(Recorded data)

════

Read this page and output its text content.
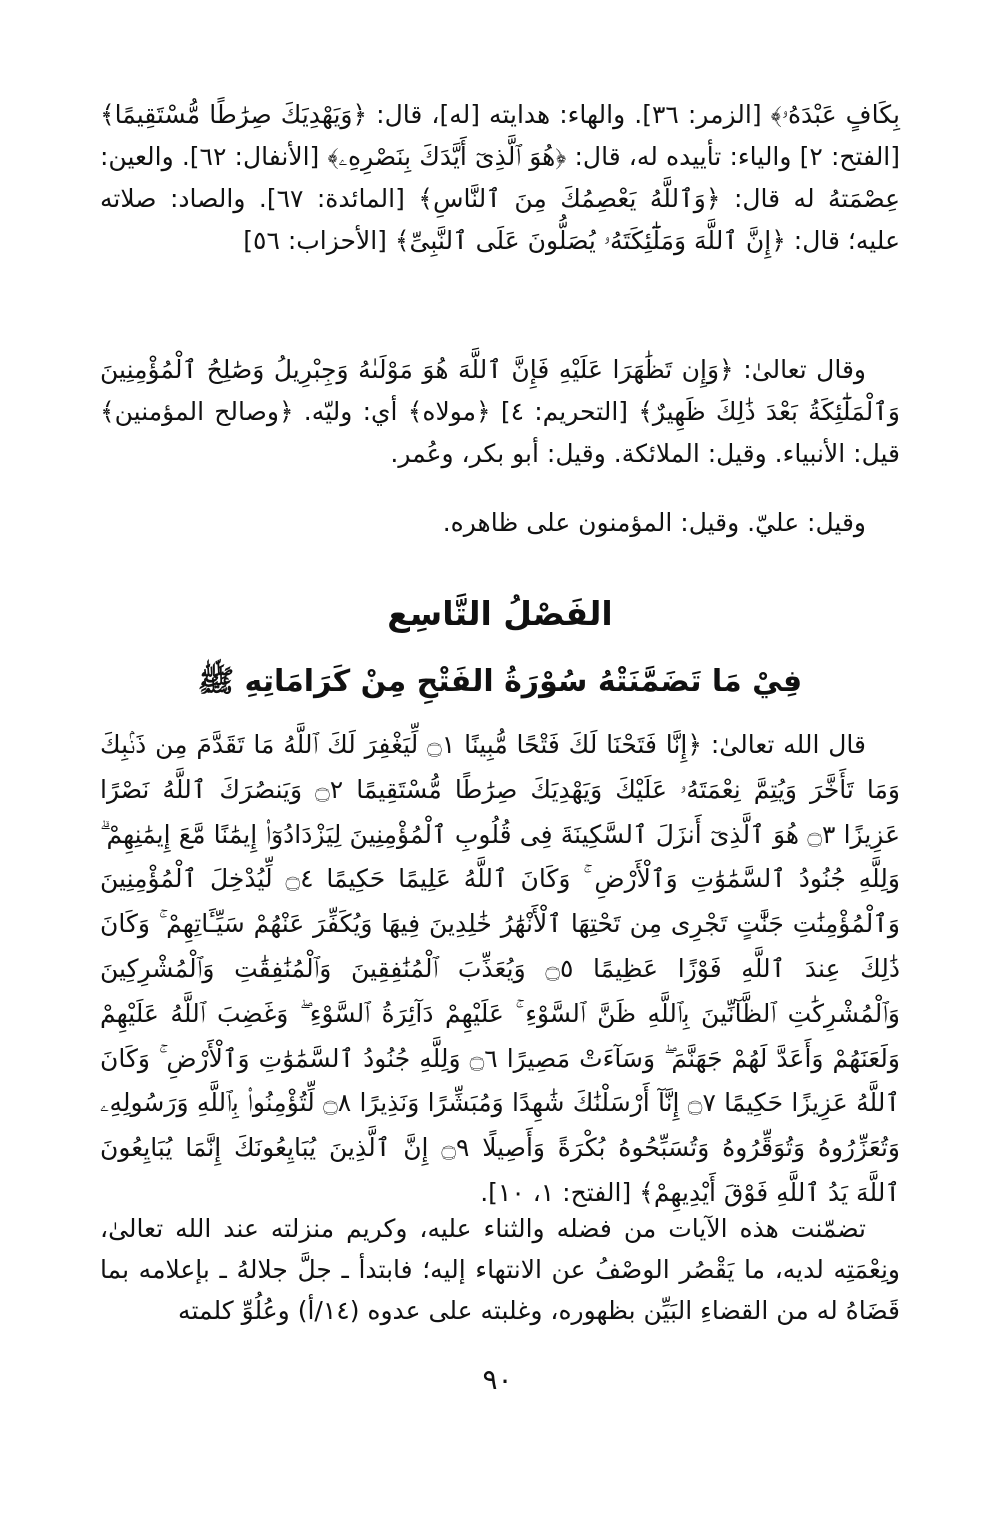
بِكَافٍ عَبْدَهُۥ﴾ [الزمر: ٣٦]. والهاء: هدايته [له]، قال: ﴿وَيَهْدِيَكَ صِرَٰطًا مُّسْتَقِيمًا﴾ [الفتح: ٢] والياء: تأييده له، قال: ﴿هُوَ ٱلَّذِىٓ أَيَّدَكَ بِنَصْرِهِۦ﴾ [الأنفال: ٦٢]. والعين: عِصْمَتهُ له قال: ﴿وَٱللَّهُ يَعْصِمُكَ مِنَ ٱلنَّاسِ﴾ [المائدة: ٦٧]. والصاد: صلاته عليه؛ قال: ﴿إِنَّ ٱللَّهَ وَمَلَٰٓئِكَتَهُۥ يُصَلُّونَ عَلَى ٱلنَّبِىِّ﴾ [الأحزاب: ٥٦]

وقال تعالىٰ: ﴿وَإِن تَظَٰهَرَا عَلَيْهِ فَإِنَّ ٱللَّهَ هُوَ مَوْلَىٰهُ وَجِبْرِيلُ وَصَٰلِحُ ٱلْمُؤْمِنِينَ وَٱلْمَلَٰٓئِكَةُ بَعْدَ ذَٰلِكَ ظَهِيرٌ﴾ [التحريم: ٤] ﴿مولاه﴾ أي: وليّه. ﴿وصالح المؤمنين﴾ قيل: الأنبياء. وقيل: الملائكة. وقيل: أبو بكر، وعُمر.

وقيل: عليّ. وقيل: المؤمنون على ظاهره.

الفَصْلُ التَّاسِع
فِيْ مَا تَضَمَّنَتْهُ سُوْرَةُ الفَتْحِ مِنْ كَرَامَاتِهِ ﷺ

قال الله تعالىٰ: ﴿إِنَّا فَتَحْنَا لَكَ فَتْحًا مُّبِينًا ۝١ لِّيَغْفِرَ لَكَ ٱللَّهُ مَا تَقَدَّمَ مِن ذَنۢبِكَ وَمَا تَأَخَّرَ وَيُتِمَّ نِعْمَتَهُۥ عَلَيْكَ وَيَهْدِيَكَ صِرَٰطًا مُّسْتَقِيمًا ۝٢ وَيَنصُرَكَ ٱللَّهُ نَصْرًا عَزِيزًا ۝٣ هُوَ ٱلَّذِىٓ أَنزَلَ ٱلسَّكِينَةَ فِى قُلُوبِ ٱلْمُؤْمِنِينَ لِيَزْدَادُوٓا۟ إِيمَٰنًا مَّعَ إِيمَٰنِهِمْ ۗ وَلِلَّهِ جُنُودُ ٱلسَّمَٰوَٰتِ وَٱلْأَرْضِ ۚ وَكَانَ ٱللَّهُ عَلِيمًا حَكِيمًا ۝٤ لِّيُدْخِلَ ٱلْمُؤْمِنِينَ وَٱلْمُؤْمِنَٰتِ جَنَّٰتٍ تَجْرِى مِن تَحْتِهَا ٱلْأَنْهَٰرُ خَٰلِدِينَ فِيهَا وَيُكَفِّرَ عَنْهُمْ سَيِّـَٔاتِهِمْ ۚ وَكَانَ ذَٰلِكَ عِندَ ٱللَّهِ فَوْزًا عَظِيمًا ۝٥ وَيُعَذِّبَ ٱلْمُنَٰفِقِينَ وَٱلْمُنَٰفِقَٰتِ وَٱلْمُشْرِكِينَ وَٱلْمُشْرِكَٰتِ ٱلظَّآنِّينَ بِٱللَّهِ ظَنَّ ٱلسَّوْءِ ۚ عَلَيْهِمْ دَآئِرَةُ ٱلسَّوْءِ ۖ وَغَضِبَ ٱللَّهُ عَلَيْهِمْ وَلَعَنَهُمْ وَأَعَدَّ لَهُمْ جَهَنَّمَ ۖ وَسَآءَتْ مَصِيرًا ۝٦ وَلِلَّهِ جُنُودُ ٱلسَّمَٰوَٰتِ وَٱلْأَرْضِ ۚ وَكَانَ ٱللَّهُ عَزِيزًا حَكِيمًا ۝٧ إِنَّآ أَرْسَلْنَٰكَ شَٰهِدًا وَمُبَشِّرًا وَنَذِيرًا ۝٨ لِّتُؤْمِنُوا۟ بِٱللَّهِ وَرَسُولِهِۦ وَتُعَزِّرُوهُ وَتُوَقِّرُوهُ وَتُسَبِّحُوهُ بُكْرَةً وَأَصِيلًا ۝٩ إِنَّ ٱلَّذِينَ يُبَايِعُونَكَ إِنَّمَا يُبَايِعُونَ ٱللَّهَ يَدُ ٱللَّهِ فَوْقَ أَيْدِيهِمْ﴾ [الفتح: ١، ١٠].

تضمّنت هذه الآيات من فضله والثناء عليه، وكريم منزلته عند الله تعالىٰ، ونِعْمَتِه لديه، ما يَقْصُر الوصْفُ عن الانتهاء إليه؛ فابتدأ ـ جلَّ جلالهُ ـ بإعلامه بما قَضَاهُ له من القضاءِ البَيِّن بظهوره، وغلبته على عدوه (١٤/أ) وعُلُوِّ كلمته

٩٠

════

* **Exercise**
Reproduce each line of the records exactly, and omit every picture.

* **Correct response**
Read this page and output its text content.
بِكَافٍ عَبْدَهُۥ﴾ [الزمر: ٣٦]. والهاء: هدايته [له]، قال: ﴿وَيَهْدِيَكَ صِرَٰطًا مُّسْتَقِيمًا﴾ [الفتح: ٢] والياء: تأييده له، قال: ﴿هُوَ ٱلَّذِىٓ أَيَّدَكَ بِنَصْرِهِۦ﴾ [الأنفال: ٦٢]. والعين: عِصْمَتهُ له قال: ﴿وَٱللَّهُ يَعْصِمُكَ مِنَ ٱلنَّاسِ﴾ [المائدة: ٦٧]. والصاد: صلاته عليه؛ قال: ﴿إِنَّ ٱللَّهَ وَمَلَٰٓئِكَتَهُۥ يُصَلُّونَ عَلَى ٱلنَّبِىِّ﴾ [الأحزاب: ٥٦]

وقال تعالىٰ: ﴿وَإِن تَظَٰهَرَا عَلَيْهِ فَإِنَّ ٱللَّهَ هُوَ مَوْلَىٰهُ وَجِبْرِيلُ وَصَٰلِحُ ٱلْمُؤْمِنِينَ وَٱلْمَلَٰٓئِكَةُ بَعْدَ ذَٰلِكَ ظَهِيرٌ﴾ [التحريم: ٤] ﴿مولاه﴾ أي: وليّه. ﴿وصالح المؤمنين﴾ قيل: الأنبياء. وقيل: الملائكة. وقيل: أبو بكر، وعُمر.

وقيل: عليّ. وقيل: المؤمنون على ظاهره.

الفَصْلُ التَّاسِع
فِيْ مَا تَضَمَّنَتْهُ سُوْرَةُ الفَتْحِ مِنْ كَرَامَاتِهِ ﷺ

قال الله تعالىٰ: ﴿إِنَّا فَتَحْنَا لَكَ فَتْحًا مُّبِينًا ۝١ لِّيَغْفِرَ لَكَ ٱللَّهُ مَا تَقَدَّمَ مِن ذَنۢبِكَ وَمَا تَأَخَّرَ وَيُتِمَّ نِعْمَتَهُۥ عَلَيْكَ وَيَهْدِيَكَ صِرَٰطًا مُّسْتَقِيمًا ۝٢ وَيَنصُرَكَ ٱللَّهُ نَصْرًا عَزِيزًا ۝٣ هُوَ ٱلَّذِىٓ أَنزَلَ ٱلسَّكِينَةَ فِى قُلُوبِ ٱلْمُؤْمِنِينَ لِيَزْدَادُوٓا۟ إِيمَٰنًا مَّعَ إِيمَٰنِهِمْ ۗ وَلِلَّهِ جُنُودُ ٱلسَّمَٰوَٰتِ وَٱلْأَرْضِ ۚ وَكَانَ ٱللَّهُ عَلِيمًا حَكِيمًا ۝٤ لِّيُدْخِلَ ٱلْمُؤْمِنِينَ وَٱلْمُؤْمِنَٰتِ جَنَّٰتٍ تَجْرِى مِن تَحْتِهَا ٱلْأَنْهَٰرُ خَٰلِدِينَ فِيهَا وَيُكَفِّرَ عَنْهُمْ سَيِّـَٔاتِهِمْ ۚ وَكَانَ ذَٰلِكَ عِندَ ٱللَّهِ فَوْزًا عَظِيمًا ۝٥ وَيُعَذِّبَ ٱلْمُنَٰفِقِينَ وَٱلْمُنَٰفِقَٰتِ وَٱلْمُشْرِكِينَ وَٱلْمُشْرِكَٰتِ ٱلظَّآنِّينَ بِٱللَّهِ ظَنَّ ٱلسَّوْءِ ۚ عَلَيْهِمْ دَآئِرَةُ ٱلسَّوْءِ ۖ وَغَضِبَ ٱللَّهُ عَلَيْهِمْ وَلَعَنَهُمْ وَأَعَدَّ لَهُمْ جَهَنَّمَ ۖ وَسَآءَتْ مَصِيرًا ۝٦ وَلِلَّهِ جُنُودُ ٱلسَّمَٰوَٰتِ وَٱلْأَرْضِ ۚ وَكَانَ ٱللَّهُ عَزِيزًا حَكِيمًا ۝٧ إِنَّآ أَرْسَلْنَٰكَ شَٰهِدًا وَمُبَشِّرًا وَنَذِيرًا ۝٨ لِّتُؤْمِنُوا۟ بِٱللَّهِ وَرَسُولِهِۦ وَتُعَزِّرُوهُ وَتُوَقِّرُوهُ وَتُسَبِّحُوهُ بُكْرَةً وَأَصِيلًا ۝٩ إِنَّ ٱلَّذِينَ يُبَايِعُونَكَ إِنَّمَا يُبَايِعُونَ ٱللَّهَ يَدُ ٱللَّهِ فَوْقَ أَيْدِيهِمْ﴾ [الفتح: ١، ١٠].

تضمّنت هذه الآيات من فضله والثناء عليه، وكريم منزلته عند الله تعالىٰ، ونِعْمَتِه لديه، ما يَقْصُر الوصْفُ عن الانتهاء إليه؛ فابتدأ ـ جلَّ جلالهُ ـ بإعلامه بما قَضَاهُ له من القضاءِ البَيِّن بظهوره، وغلبته على عدوه (١٤/أ) وعُلُوِّ كلمته

٩٠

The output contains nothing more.